[TASK TO COMPLETE] Below are some records. Say in a single number how many of their lines include the word "cause".

[PROVIDED ENTRIES]
· · ·

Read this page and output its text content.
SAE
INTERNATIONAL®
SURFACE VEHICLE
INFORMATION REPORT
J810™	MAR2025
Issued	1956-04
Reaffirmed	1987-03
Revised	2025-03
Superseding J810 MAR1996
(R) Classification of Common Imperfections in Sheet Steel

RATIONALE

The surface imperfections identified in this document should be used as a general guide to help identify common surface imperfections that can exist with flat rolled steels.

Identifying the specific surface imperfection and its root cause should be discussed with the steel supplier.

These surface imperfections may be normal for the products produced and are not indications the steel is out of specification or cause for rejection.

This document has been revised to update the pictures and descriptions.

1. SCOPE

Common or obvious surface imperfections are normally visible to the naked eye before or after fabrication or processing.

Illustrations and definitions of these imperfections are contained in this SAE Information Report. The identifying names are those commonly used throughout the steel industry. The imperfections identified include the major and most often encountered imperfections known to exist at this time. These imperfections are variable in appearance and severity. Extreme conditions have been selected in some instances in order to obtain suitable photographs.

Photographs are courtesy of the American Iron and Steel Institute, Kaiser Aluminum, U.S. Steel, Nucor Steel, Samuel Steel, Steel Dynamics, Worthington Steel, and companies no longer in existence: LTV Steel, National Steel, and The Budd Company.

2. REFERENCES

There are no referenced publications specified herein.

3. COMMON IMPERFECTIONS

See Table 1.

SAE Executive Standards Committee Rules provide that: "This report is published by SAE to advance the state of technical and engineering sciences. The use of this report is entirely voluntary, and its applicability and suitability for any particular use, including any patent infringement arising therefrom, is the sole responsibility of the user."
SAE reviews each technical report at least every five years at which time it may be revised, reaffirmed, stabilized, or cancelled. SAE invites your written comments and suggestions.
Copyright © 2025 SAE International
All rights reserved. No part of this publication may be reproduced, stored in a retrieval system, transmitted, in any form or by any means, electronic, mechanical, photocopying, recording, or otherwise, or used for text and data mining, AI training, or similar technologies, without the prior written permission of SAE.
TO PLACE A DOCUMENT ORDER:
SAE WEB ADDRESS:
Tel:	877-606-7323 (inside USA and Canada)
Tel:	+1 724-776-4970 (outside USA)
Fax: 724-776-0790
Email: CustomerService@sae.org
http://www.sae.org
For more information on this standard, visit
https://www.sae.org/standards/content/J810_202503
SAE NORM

· · ·

[COMPLETED TASK] 2